### Written problem:
Copy the lines of the records below without any changes, beginning with the line that contains "heatmap-cell xyxy=(114,336,150,346)" and continuing through the line that contains "heatmap-cell xyxy=(356,461,392,471)". Include both of those lines.

═════ Material supplied

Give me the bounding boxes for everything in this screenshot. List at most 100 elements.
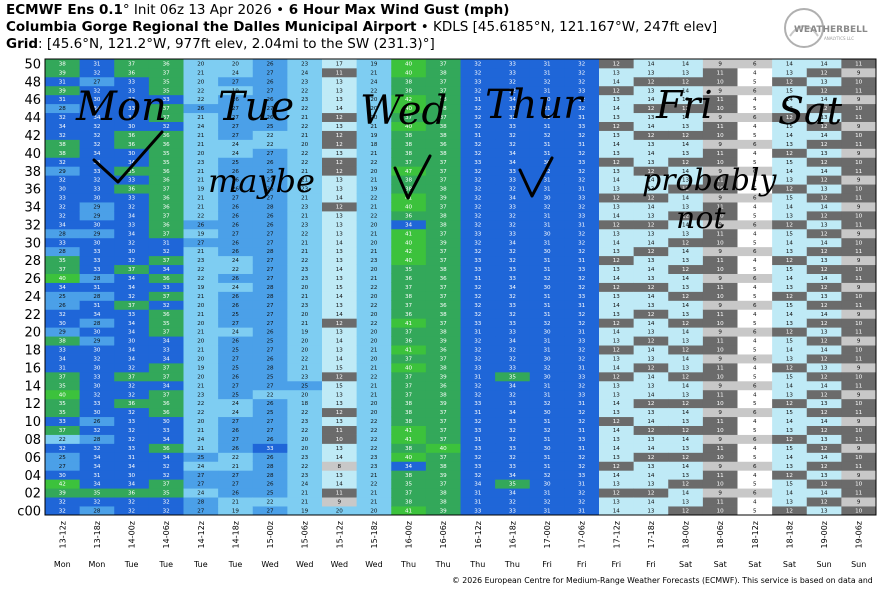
heatmap-cell xyxy=(114,336,150,346)
heatmap-cell xyxy=(668,76,704,87)
cell-value: 31 xyxy=(543,267,551,273)
cell-value: 34 xyxy=(128,321,136,327)
cell-value: 21 xyxy=(370,70,378,76)
cell-value: 27 xyxy=(266,106,274,112)
heatmap-cell xyxy=(564,166,600,176)
cell-value: 14 xyxy=(613,303,621,309)
heatmap-cell xyxy=(183,139,219,149)
heatmap-cell xyxy=(633,255,669,266)
cell-value: 13 xyxy=(613,267,621,273)
heatmap-cell xyxy=(460,255,496,266)
heatmap-cell xyxy=(252,112,288,122)
heatmap-cell xyxy=(772,336,808,346)
cell-value: 12 xyxy=(682,240,689,246)
cell-value: 26 xyxy=(59,303,67,309)
cell-value: 14 xyxy=(336,357,344,363)
cell-value: 37 xyxy=(59,428,67,434)
heatmap-cell xyxy=(252,479,288,489)
cell-value: 14 xyxy=(613,428,621,434)
heatmap-cell xyxy=(391,497,427,507)
heatmap-cell xyxy=(529,497,565,507)
heatmap-cell xyxy=(218,309,254,319)
heatmap-cell xyxy=(183,166,219,176)
heatmap-cell xyxy=(772,219,808,230)
cell-value: 33 xyxy=(474,446,482,452)
heatmap-cell xyxy=(322,211,358,221)
cell-value: 11 xyxy=(855,410,863,416)
heatmap-cell xyxy=(356,461,392,471)
cell-value: 32 xyxy=(474,205,481,211)
cell-value: 15 xyxy=(786,267,794,273)
heatmap-cell xyxy=(737,407,773,418)
heatmap-cell xyxy=(218,219,254,230)
heatmap-cell xyxy=(668,470,704,480)
heatmap-cell xyxy=(737,273,773,283)
cell-value: 30 xyxy=(59,321,67,327)
heatmap-cell xyxy=(495,363,531,373)
heatmap-cell xyxy=(218,76,254,87)
heatmap-cell xyxy=(218,282,254,292)
cell-value: 35 xyxy=(163,79,171,85)
cell-value: 14 xyxy=(336,482,344,488)
cell-value: 37 xyxy=(163,392,171,398)
header-line-2: Columbia Gorge Regional the Dalles Munic… xyxy=(6,19,766,36)
heatmap-cell xyxy=(599,470,635,480)
heatmap-cell xyxy=(564,121,600,131)
cell-value: 23 xyxy=(301,267,309,273)
heatmap-cell xyxy=(391,380,427,391)
cell-value: 19 xyxy=(370,133,378,139)
heatmap-cell xyxy=(737,291,773,301)
cell-value: 14 xyxy=(613,79,621,85)
heatmap-cell xyxy=(287,264,323,274)
cell-value: 21 xyxy=(370,348,378,354)
cell-value: 24 xyxy=(232,258,240,264)
heatmap-cell xyxy=(322,345,358,355)
cell-value: 26 xyxy=(232,303,240,309)
x-day-label: Tue xyxy=(228,560,243,569)
heatmap-cell xyxy=(841,282,877,292)
cell-value: 26 xyxy=(266,222,274,228)
heatmap-cell xyxy=(287,354,323,364)
heatmap-cell xyxy=(322,354,358,364)
heatmap-cell xyxy=(564,425,600,435)
heatmap-cell xyxy=(148,67,184,78)
cell-value: 13 xyxy=(682,205,690,211)
heatmap-cell xyxy=(772,354,808,364)
cell-value: 33 xyxy=(128,196,136,202)
heatmap-cell xyxy=(529,461,565,471)
cell-value: 32 xyxy=(578,410,585,416)
cell-value: 9 xyxy=(857,285,861,291)
heatmap-cell xyxy=(148,228,184,239)
cell-value: 32 xyxy=(59,500,66,506)
heatmap-cell xyxy=(702,255,738,266)
heatmap-cell xyxy=(806,434,842,444)
heatmap-cell xyxy=(841,425,877,435)
cell-value: 14 xyxy=(786,383,794,389)
heatmap-cell xyxy=(252,300,288,310)
cell-value: 31 xyxy=(474,276,482,282)
cell-value: 33 xyxy=(93,267,101,273)
cell-value: 12 xyxy=(786,473,793,479)
x-tick-label: 17-12z xyxy=(612,521,621,548)
heatmap-cell xyxy=(148,130,184,140)
cell-value: 14 xyxy=(820,276,828,282)
heatmap-cell xyxy=(564,237,600,248)
heatmap-cell xyxy=(495,318,531,328)
cell-value: 23 xyxy=(197,392,205,398)
heatmap-cell xyxy=(841,318,877,328)
heatmap-cell xyxy=(218,389,254,400)
heatmap-cell xyxy=(252,211,288,221)
cell-value: 13 xyxy=(647,437,655,443)
cell-value: 14 xyxy=(647,267,655,273)
heatmap-cell xyxy=(287,407,323,418)
heatmap-cell xyxy=(668,255,704,266)
heatmap-cell xyxy=(599,327,635,337)
heatmap-cell xyxy=(495,407,531,418)
heatmap-cell xyxy=(564,130,600,140)
cell-value: 38 xyxy=(59,151,67,157)
cell-value: 32 xyxy=(128,294,135,300)
cell-value: 22 xyxy=(370,446,377,452)
cell-value: 12 xyxy=(647,491,654,497)
heatmap-cell xyxy=(460,166,496,176)
cell-value: 20 xyxy=(197,321,205,327)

══════════

### Exercise result:
heatmap-cell xyxy=(114,336,150,346)
heatmap-cell xyxy=(668,76,704,87)
cell-value: 31 xyxy=(543,267,551,273)
cell-value: 34 xyxy=(128,321,136,327)
cell-value: 21 xyxy=(370,70,378,76)
cell-value: 27 xyxy=(266,106,274,112)
heatmap-cell xyxy=(564,166,600,176)
cell-value: 14 xyxy=(613,303,621,309)
heatmap-cell xyxy=(183,139,219,149)
heatmap-cell xyxy=(633,255,669,266)
cell-value: 13 xyxy=(613,267,621,273)
heatmap-cell xyxy=(460,255,496,266)
heatmap-cell xyxy=(252,112,288,122)
heatmap-cell xyxy=(772,336,808,346)
cell-value: 12 xyxy=(682,240,689,246)
cell-value: 26 xyxy=(59,303,67,309)
cell-value: 14 xyxy=(336,357,344,363)
cell-value: 37 xyxy=(59,428,67,434)
heatmap-cell xyxy=(252,479,288,489)
cell-value: 14 xyxy=(613,428,621,434)
heatmap-cell xyxy=(391,497,427,507)
heatmap-cell xyxy=(529,497,565,507)
heatmap-cell xyxy=(218,309,254,319)
heatmap-cell xyxy=(183,166,219,176)
heatmap-cell xyxy=(772,219,808,230)
cell-value: 33 xyxy=(474,446,482,452)
heatmap-cell xyxy=(322,211,358,221)
cell-value: 11 xyxy=(855,410,863,416)
heatmap-cell xyxy=(356,461,392,471)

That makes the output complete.